>> start Information provided

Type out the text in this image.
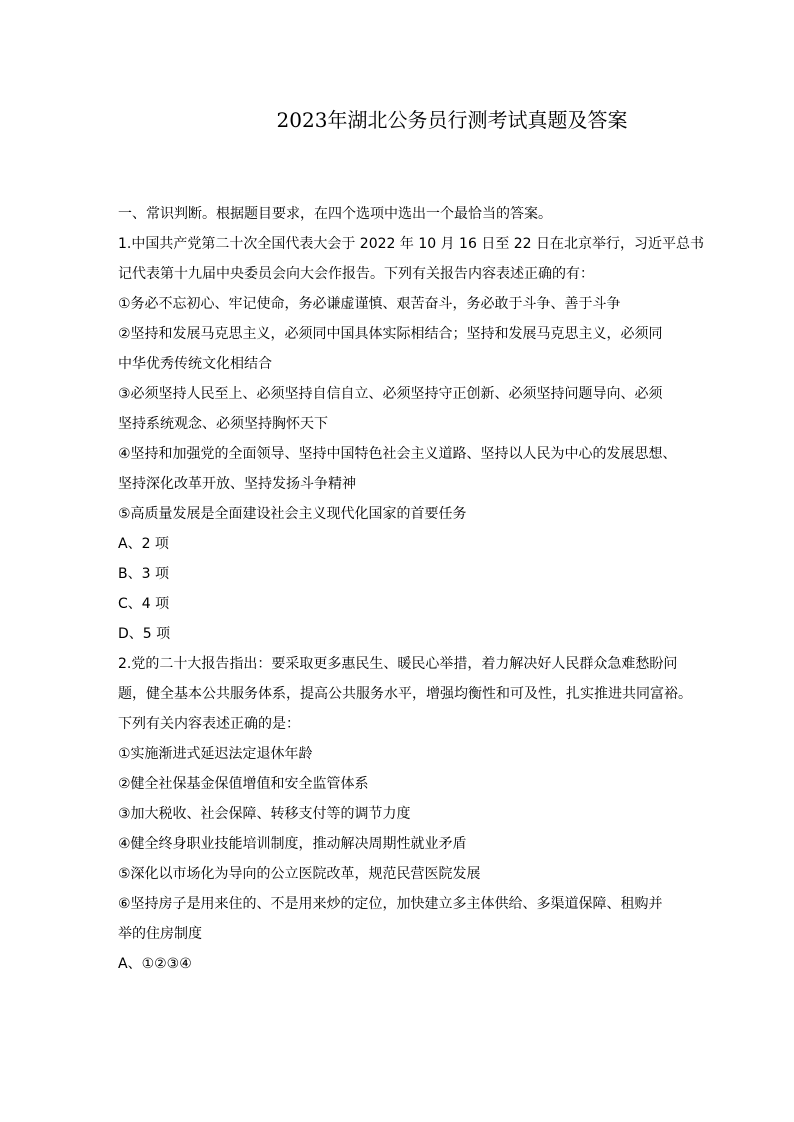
2023年湖北公务员行测考试真题及答案
一、常识判断。根据题目要求，在四个选项中选出一个最恰当的答案。
1.中国共产党第二十次全国代表大会于 2022 年 10 月 16 日至 22 日在北京举行，习近平总书
记代表第十九届中央委员会向大会作报告。下列有关报告内容表述正确的有：
①务必不忘初心、牢记使命，务必谦虚谨慎、艰苦奋斗，务必敢于斗争、善于斗争
②坚持和发展马克思主义，必须同中国具体实际相结合；坚持和发展马克思主义，必须同
中华优秀传统文化相结合
③必须坚持人民至上、必须坚持自信自立、必须坚持守正创新、必须坚持问题导向、必须
坚持系统观念、必须坚持胸怀天下
④坚持和加强党的全面领导、坚持中国特色社会主义道路、坚持以人民为中心的发展思想、
坚持深化改革开放、坚持发扬斗争精神
⑤高质量发展是全面建设社会主义现代化国家的首要任务
A、2 项
B、3 项
C、4 项
D、5 项
2.党的二十大报告指出：要采取更多惠民生、暖民心举措，着力解决好人民群众急难愁盼问
题，健全基本公共服务体系，提高公共服务水平，增强均衡性和可及性，扎实推进共同富裕。
下列有关内容表述正确的是：
①实施渐进式延迟法定退休年龄
②健全社保基金保值增值和安全监管体系
③加大税收、社会保障、转移支付等的调节力度
④健全终身职业技能培训制度，推动解决周期性就业矛盾
⑤深化以市场化为导向的公立医院改革，规范民营医院发展
⑥坚持房子是用来住的、不是用来炒的定位，加快建立多主体供给、多渠道保障、租购并
举的住房制度
A、①②③④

>> end Information provided

Transcribe the records above exactly, leaving out every picture.

» **Task response**
Type out the text in this image.
2023年湖北公务员行测考试真题及答案
一、常识判断。根据题目要求，在四个选项中选出一个最恰当的答案。
1.中国共产党第二十次全国代表大会于 2022 年 10 月 16 日至 22 日在北京举行，习近平总书
记代表第十九届中央委员会向大会作报告。下列有关报告内容表述正确的有：
①务必不忘初心、牢记使命，务必谦虚谨慎、艰苦奋斗，务必敢于斗争、善于斗争
②坚持和发展马克思主义，必须同中国具体实际相结合；坚持和发展马克思主义，必须同
中华优秀传统文化相结合
③必须坚持人民至上、必须坚持自信自立、必须坚持守正创新、必须坚持问题导向、必须
坚持系统观念、必须坚持胸怀天下
④坚持和加强党的全面领导、坚持中国特色社会主义道路、坚持以人民为中心的发展思想、
坚持深化改革开放、坚持发扬斗争精神
⑤高质量发展是全面建设社会主义现代化国家的首要任务
A、2 项
B、3 项
C、4 项
D、5 项
2.党的二十大报告指出：要采取更多惠民生、暖民心举措，着力解决好人民群众急难愁盼问
题，健全基本公共服务体系，提高公共服务水平，增强均衡性和可及性，扎实推进共同富裕。
下列有关内容表述正确的是：
①实施渐进式延迟法定退休年龄
②健全社保基金保值增值和安全监管体系
③加大税收、社会保障、转移支付等的调节力度
④健全终身职业技能培训制度，推动解决周期性就业矛盾
⑤深化以市场化为导向的公立医院改革，规范民营医院发展
⑥坚持房子是用来住的、不是用来炒的定位，加快建立多主体供给、多渠道保障、租购并
举的住房制度
A、①②③④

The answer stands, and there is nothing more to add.